— Passage for review —
□ □ □ □ □

Brachypelma smithi mating 1_17_07



















this one came out kinda cool







Sericopelma sp.guapiles 0.0.1







Ceratogyrus marshalli 0.1.0


----------



## syndicate (Feb 1, 2007)

Ornithoctonus sp.Thailand 0.1.0
(most likely Ornithoctonus sp. var. "Surat Thani")


----------



## xgrafcorex (Feb 1, 2007)

nice pics man..good luck with that smithi pairing.  hah some of these species you're posting i haven't even heard of yet.  

edit..and i like the pics of the H. schmidti too.


----------



## syndicate (Feb 1, 2007)

thanks buddy 
yeah i really like these schmidti dark color phase aswell.there beautiful as adults.also
im pretty sure that in reality all the dcf schmidti are actually haplopelma hanium


----------



## P. Novak (Feb 1, 2007)

Finally I see another C.marshalli on these boards besides mine, I hope to breed that species if I can find a male. Nice pics though.


----------



## cheetah13mo (Feb 1, 2007)

Sweet images. I like looking at some larger adult T's since most of my collection are still slings. Thanks for sharing.


----------



## syndicate (Feb 1, 2007)

Novak said:


> Finally I see another C.marshalli on these boards besides mine, I hope to breed that species if I can find a male. Nice pics though.


yeah that would be a great breeding prodject.i was told the males dont posses the horn on there carapace have u heard that?


----------



## P. Novak (Feb 1, 2007)

Ya that is true, Ive even seen a pic but I cant recall from where.


----------



## billopelma (Feb 1, 2007)

I wanna see more pic's of that Ornithoctonus sp., she's gorgeous...

Bill


----------



## syndicate (Feb 1, 2007)

billopelma said:


> I wanna see more pic's of that Ornithoctonus sp., she's gorgeous...
> 
> Bill


thank you!she will be alot nicer looking once she molts  
heres some more shots i didnt add on here


----------



## Ando55 (Feb 1, 2007)

Awesome pics! Your pampho sp. II along with your C marshalli owns! Great setup and T collection.


----------



## syndicate (Feb 24, 2007)

some new pics

Nhandu coloratovillosus mature male







Grammostola aureostriata  0.0.1


----------



## syndicate (Feb 24, 2007)

□ □ □ □ □

— Dataset extract —
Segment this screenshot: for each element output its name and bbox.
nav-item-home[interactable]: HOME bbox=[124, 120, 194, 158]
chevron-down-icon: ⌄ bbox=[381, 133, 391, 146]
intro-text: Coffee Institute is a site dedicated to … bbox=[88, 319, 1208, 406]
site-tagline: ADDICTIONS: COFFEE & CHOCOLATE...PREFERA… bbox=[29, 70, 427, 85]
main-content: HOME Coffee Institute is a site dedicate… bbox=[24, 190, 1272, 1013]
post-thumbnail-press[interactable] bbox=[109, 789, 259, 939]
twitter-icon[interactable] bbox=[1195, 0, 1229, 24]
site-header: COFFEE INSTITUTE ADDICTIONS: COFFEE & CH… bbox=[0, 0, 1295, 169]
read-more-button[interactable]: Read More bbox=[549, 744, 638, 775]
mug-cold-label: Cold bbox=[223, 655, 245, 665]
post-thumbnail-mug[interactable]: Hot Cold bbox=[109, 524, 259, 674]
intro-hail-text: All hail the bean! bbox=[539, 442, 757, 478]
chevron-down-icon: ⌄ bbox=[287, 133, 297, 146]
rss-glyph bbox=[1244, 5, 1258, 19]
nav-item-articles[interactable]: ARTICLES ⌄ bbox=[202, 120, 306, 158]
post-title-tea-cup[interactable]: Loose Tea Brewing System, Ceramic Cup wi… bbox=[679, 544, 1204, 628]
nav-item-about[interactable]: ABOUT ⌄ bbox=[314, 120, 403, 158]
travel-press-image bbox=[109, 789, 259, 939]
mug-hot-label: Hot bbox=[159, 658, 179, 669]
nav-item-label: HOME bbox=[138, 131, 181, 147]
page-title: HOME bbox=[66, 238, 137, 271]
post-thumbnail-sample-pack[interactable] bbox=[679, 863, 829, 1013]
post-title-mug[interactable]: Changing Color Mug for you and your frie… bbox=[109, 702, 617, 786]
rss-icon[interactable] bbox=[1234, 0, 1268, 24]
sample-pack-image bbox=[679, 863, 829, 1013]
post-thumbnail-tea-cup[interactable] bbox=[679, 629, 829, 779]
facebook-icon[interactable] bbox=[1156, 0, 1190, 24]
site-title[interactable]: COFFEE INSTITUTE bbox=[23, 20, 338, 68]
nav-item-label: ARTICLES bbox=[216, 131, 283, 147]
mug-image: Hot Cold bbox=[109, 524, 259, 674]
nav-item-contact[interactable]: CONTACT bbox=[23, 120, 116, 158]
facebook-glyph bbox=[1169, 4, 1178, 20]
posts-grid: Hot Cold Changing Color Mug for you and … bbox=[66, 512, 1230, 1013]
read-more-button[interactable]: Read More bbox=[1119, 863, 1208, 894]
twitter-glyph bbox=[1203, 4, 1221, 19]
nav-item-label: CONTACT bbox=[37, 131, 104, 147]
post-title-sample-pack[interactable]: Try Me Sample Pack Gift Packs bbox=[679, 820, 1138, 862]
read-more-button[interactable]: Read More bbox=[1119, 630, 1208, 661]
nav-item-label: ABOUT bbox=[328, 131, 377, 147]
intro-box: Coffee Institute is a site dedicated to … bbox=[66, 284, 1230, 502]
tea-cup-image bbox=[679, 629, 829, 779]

□ □ □ □ □

— Work required —
In the tarantula photo thread, list every species label followed by a three-part number in the form 0.1.0, and give each with its number.

— Solution to the exercise —
- Sericopelma sp.guapiles 0.0.1
- Ceratogyrus marshalli 0.1.0
- Ornithoctonus sp.Thailand 0.1.0
- Grammostola aureostriata 0.0.1